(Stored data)
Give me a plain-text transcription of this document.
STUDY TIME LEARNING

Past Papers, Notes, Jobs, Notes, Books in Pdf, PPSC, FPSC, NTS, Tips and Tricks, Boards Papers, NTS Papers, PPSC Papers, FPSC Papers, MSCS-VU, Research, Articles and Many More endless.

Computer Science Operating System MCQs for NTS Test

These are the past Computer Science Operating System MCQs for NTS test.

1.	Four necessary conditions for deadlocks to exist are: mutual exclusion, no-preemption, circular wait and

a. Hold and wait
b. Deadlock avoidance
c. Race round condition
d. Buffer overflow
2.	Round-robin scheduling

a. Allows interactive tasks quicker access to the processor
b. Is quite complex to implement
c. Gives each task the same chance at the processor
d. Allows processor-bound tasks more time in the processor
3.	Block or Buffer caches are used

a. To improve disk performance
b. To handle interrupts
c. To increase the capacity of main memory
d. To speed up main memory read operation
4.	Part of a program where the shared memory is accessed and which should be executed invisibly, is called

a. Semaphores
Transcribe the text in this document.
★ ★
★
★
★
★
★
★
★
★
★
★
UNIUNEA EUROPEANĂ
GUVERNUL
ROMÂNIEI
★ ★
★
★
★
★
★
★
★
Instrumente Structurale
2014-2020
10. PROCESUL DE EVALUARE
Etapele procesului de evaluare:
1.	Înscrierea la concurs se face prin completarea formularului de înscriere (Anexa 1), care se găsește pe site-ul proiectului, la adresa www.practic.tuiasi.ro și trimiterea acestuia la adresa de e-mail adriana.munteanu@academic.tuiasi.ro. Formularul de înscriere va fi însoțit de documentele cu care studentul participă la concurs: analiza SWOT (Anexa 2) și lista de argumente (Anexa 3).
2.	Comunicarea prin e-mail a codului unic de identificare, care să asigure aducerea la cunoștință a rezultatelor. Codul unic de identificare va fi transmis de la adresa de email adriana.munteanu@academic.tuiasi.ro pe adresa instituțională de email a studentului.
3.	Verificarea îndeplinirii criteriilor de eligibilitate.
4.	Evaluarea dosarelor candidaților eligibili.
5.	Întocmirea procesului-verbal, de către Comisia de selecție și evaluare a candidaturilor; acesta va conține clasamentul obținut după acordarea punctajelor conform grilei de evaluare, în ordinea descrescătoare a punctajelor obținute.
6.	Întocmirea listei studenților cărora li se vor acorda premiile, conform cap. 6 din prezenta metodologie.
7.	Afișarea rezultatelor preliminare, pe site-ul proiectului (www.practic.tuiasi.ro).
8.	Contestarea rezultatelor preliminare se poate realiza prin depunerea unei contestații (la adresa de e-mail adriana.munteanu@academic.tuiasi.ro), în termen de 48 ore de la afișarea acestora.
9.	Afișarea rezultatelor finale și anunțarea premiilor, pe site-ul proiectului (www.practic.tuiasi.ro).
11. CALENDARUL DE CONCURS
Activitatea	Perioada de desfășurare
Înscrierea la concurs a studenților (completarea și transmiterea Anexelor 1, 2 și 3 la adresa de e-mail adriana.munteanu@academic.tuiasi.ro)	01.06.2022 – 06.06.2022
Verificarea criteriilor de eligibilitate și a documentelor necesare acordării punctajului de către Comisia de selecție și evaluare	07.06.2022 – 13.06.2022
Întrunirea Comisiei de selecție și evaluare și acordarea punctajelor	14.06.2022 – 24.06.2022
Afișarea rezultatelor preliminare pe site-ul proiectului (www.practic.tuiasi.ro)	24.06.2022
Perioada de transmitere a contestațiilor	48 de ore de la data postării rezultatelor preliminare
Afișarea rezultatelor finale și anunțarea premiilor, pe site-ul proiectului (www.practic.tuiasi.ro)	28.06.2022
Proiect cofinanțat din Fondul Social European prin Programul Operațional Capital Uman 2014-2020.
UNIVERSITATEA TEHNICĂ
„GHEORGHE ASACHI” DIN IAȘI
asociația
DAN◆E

** Objective **
Transcribe every record above exactly as it appears.

** Result of the task **
Give me a plain-text transcription of this document.
STUDY TIME LEARNING

Past Papers, Notes, Jobs, Notes, Books in Pdf, PPSC, FPSC, NTS, Tips and Tricks, Boards Papers, NTS Papers, PPSC Papers, FPSC Papers, MSCS-VU, Research, Articles and Many More endless.

Computer Science Operating System MCQs for NTS Test

These are the past Computer Science Operating System MCQs for NTS test.

1.	Four necessary conditions for deadlocks to exist are: mutual exclusion, no-preemption, circular wait and

a. Hold and wait
b. Deadlock avoidance
c. Race round condition
d. Buffer overflow
2.	Round-robin scheduling

a. Allows interactive tasks quicker access to the processor
b. Is quite complex to implement
c. Gives each task the same chance at the processor
d. Allows processor-bound tasks more time in the processor
3.	Block or Buffer caches are used

a. To improve disk performance
b. To handle interrupts
c. To increase the capacity of main memory
d. To speed up main memory read operation
4.	Part of a program where the shared memory is accessed and which should be executed invisibly, is called

a. Semaphores
Transcribe the text in this document.
★ ★
★
★
★
★
★
★
★
★
★
★
UNIUNEA EUROPEANĂ
GUVERNUL
ROMÂNIEI
★ ★
★
★
★
★
★
★
★
Instrumente Structurale
2014-2020
10. PROCESUL DE EVALUARE
Etapele procesului de evaluare:
1.	Înscrierea la concurs se face prin completarea formularului de înscriere (Anexa 1), care se găsește pe site-ul proiectului, la adresa www.practic.tuiasi.ro și trimiterea acestuia la adresa de e-mail adriana.munteanu@academic.tuiasi.ro. Formularul de înscriere va fi însoțit de documentele cu care studentul participă la concurs: analiza SWOT (Anexa 2) și lista de argumente (Anexa 3).
2.	Comunicarea prin e-mail a codului unic de identificare, care să asigure aducerea la cunoștință a rezultatelor. Codul unic de identificare va fi transmis de la adresa de email adriana.munteanu@academic.tuiasi.ro pe adresa instituțională de email a studentului.
3.	Verificarea îndeplinirii criteriilor de eligibilitate.
4.	Evaluarea dosarelor candidaților eligibili.
5.	Întocmirea procesului-verbal, de către Comisia de selecție și evaluare a candidaturilor; acesta va conține clasamentul obținut după acordarea punctajelor conform grilei de evaluare, în ordinea descrescătoare a punctajelor obținute.
6.	Întocmirea listei studenților cărora li se vor acorda premiile, conform cap. 6 din prezenta metodologie.
7.	Afișarea rezultatelor preliminare, pe site-ul proiectului (www.practic.tuiasi.ro).
8.	Contestarea rezultatelor preliminare se poate realiza prin depunerea unei contestații (la adresa de e-mail adriana.munteanu@academic.tuiasi.ro), în termen de 48 ore de la afișarea acestora.
9.	Afișarea rezultatelor finale și anunțarea premiilor, pe site-ul proiectului (www.practic.tuiasi.ro).
11. CALENDARUL DE CONCURS
Activitatea	Perioada de desfășurare
Înscrierea la concurs a studenților (completarea și transmiterea Anexelor 1, 2 și 3 la adresa de e-mail adriana.munteanu@academic.tuiasi.ro)	01.06.2022 – 06.06.2022
Verificarea criteriilor de eligibilitate și a documentelor necesare acordării punctajului de către Comisia de selecție și evaluare	07.06.2022 – 13.06.2022
Întrunirea Comisiei de selecție și evaluare și acordarea punctajelor	14.06.2022 – 24.06.2022
Afișarea rezultatelor preliminare pe site-ul proiectului (www.practic.tuiasi.ro)	24.06.2022
Perioada de transmitere a contestațiilor	48 de ore de la data postării rezultatelor preliminare
Afișarea rezultatelor finale și anunțarea premiilor, pe site-ul proiectului (www.practic.tuiasi.ro)	28.06.2022
Proiect cofinanțat din Fondul Social European prin Programul Operațional Capital Uman 2014-2020.
UNIVERSITATEA TEHNICĂ
„GHEORGHE ASACHI” DIN IAȘI
asociația
DAN◆E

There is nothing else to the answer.